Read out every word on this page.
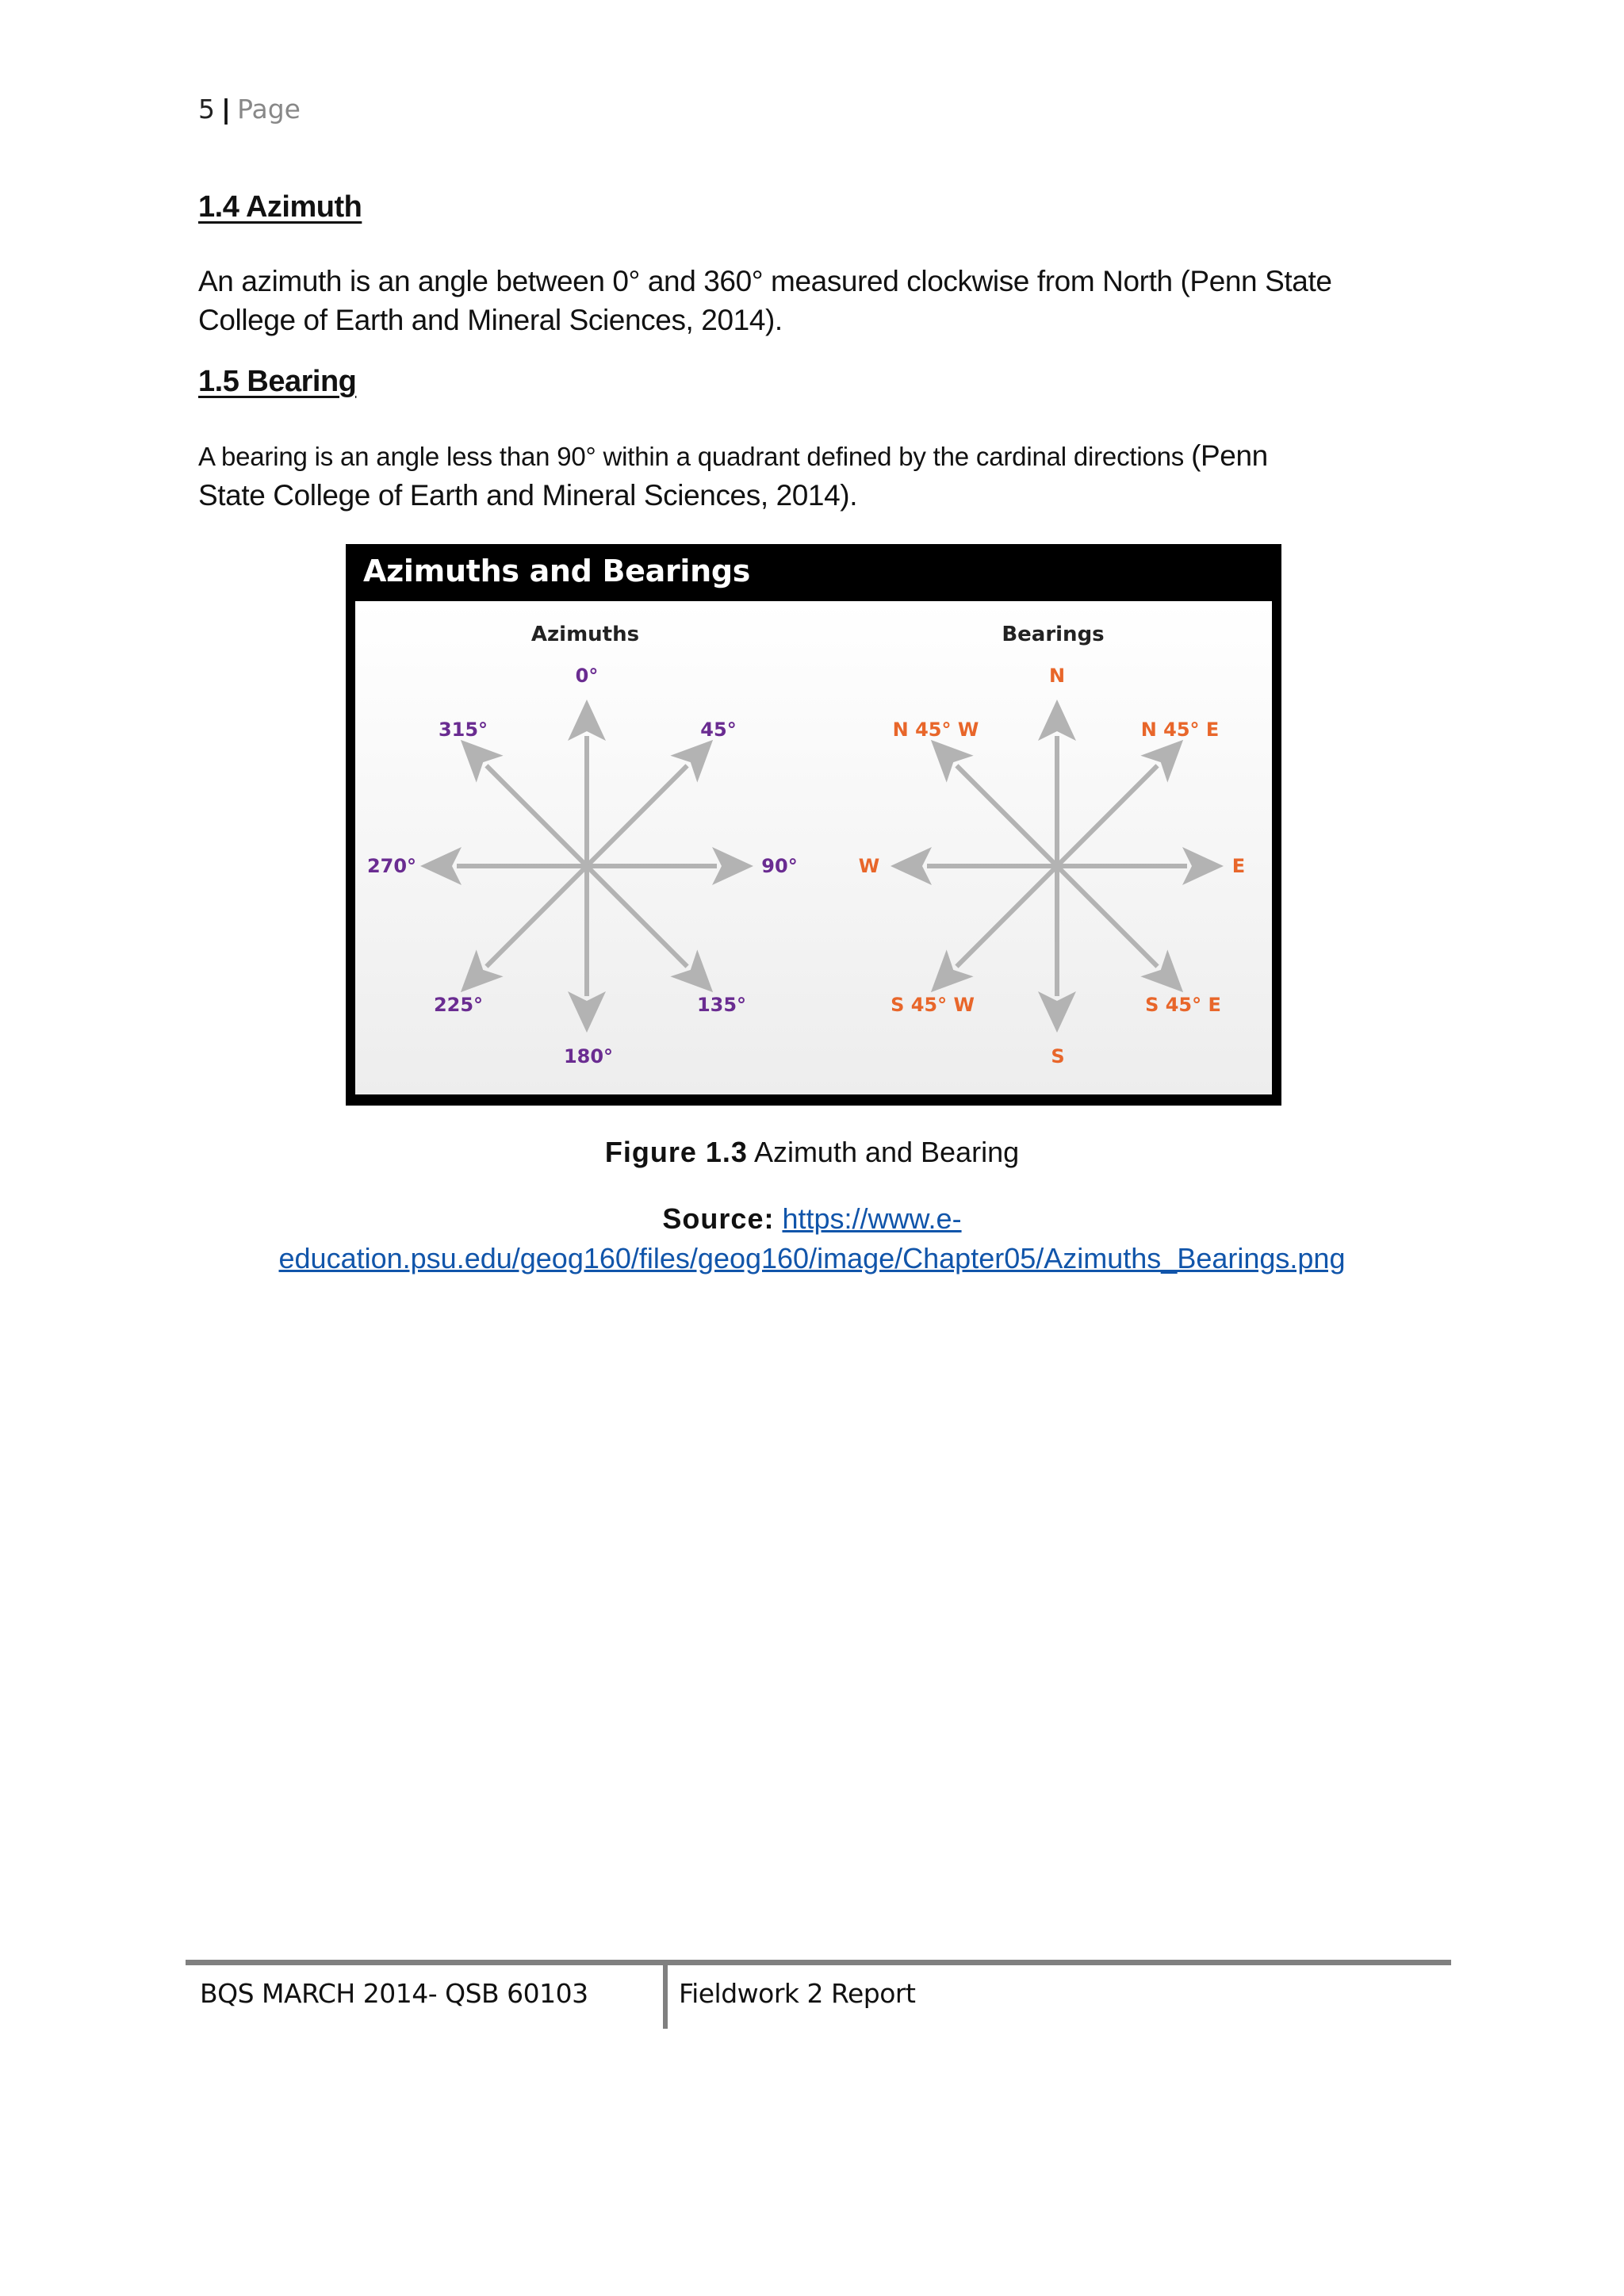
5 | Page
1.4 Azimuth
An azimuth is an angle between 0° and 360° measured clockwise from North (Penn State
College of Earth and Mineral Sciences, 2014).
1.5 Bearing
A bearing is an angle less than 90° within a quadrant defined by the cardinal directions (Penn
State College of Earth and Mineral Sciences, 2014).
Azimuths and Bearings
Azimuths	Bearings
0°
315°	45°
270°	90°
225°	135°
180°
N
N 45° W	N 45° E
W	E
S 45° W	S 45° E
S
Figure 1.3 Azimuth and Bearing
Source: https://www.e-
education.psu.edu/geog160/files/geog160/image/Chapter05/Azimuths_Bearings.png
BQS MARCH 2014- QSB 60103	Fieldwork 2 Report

### Problem requirements
Pictures in the data above should not be copied; transcribe everything else exactly.

### Exercise output
Read out every word on this page.
5 | Page
1.4 Azimuth
An azimuth is an angle between 0° and 360° measured clockwise from North (Penn State
College of Earth and Mineral Sciences, 2014).
1.5 Bearing
A bearing is an angle less than 90° within a quadrant defined by the cardinal directions (Penn
State College of Earth and Mineral Sciences, 2014).
Azimuths and Bearings
Azimuths	Bearings
0°
315°	45°
270°	90°
225°	135°
180°
N
N 45° W	N 45° E
W	E
S 45° W	S 45° E
S
Figure 1.3 Azimuth and Bearing
Source: https://www.e-
education.psu.edu/geog160/files/geog160/image/Chapter05/Azimuths_Bearings.png
BQS MARCH 2014- QSB 60103	Fieldwork 2 Report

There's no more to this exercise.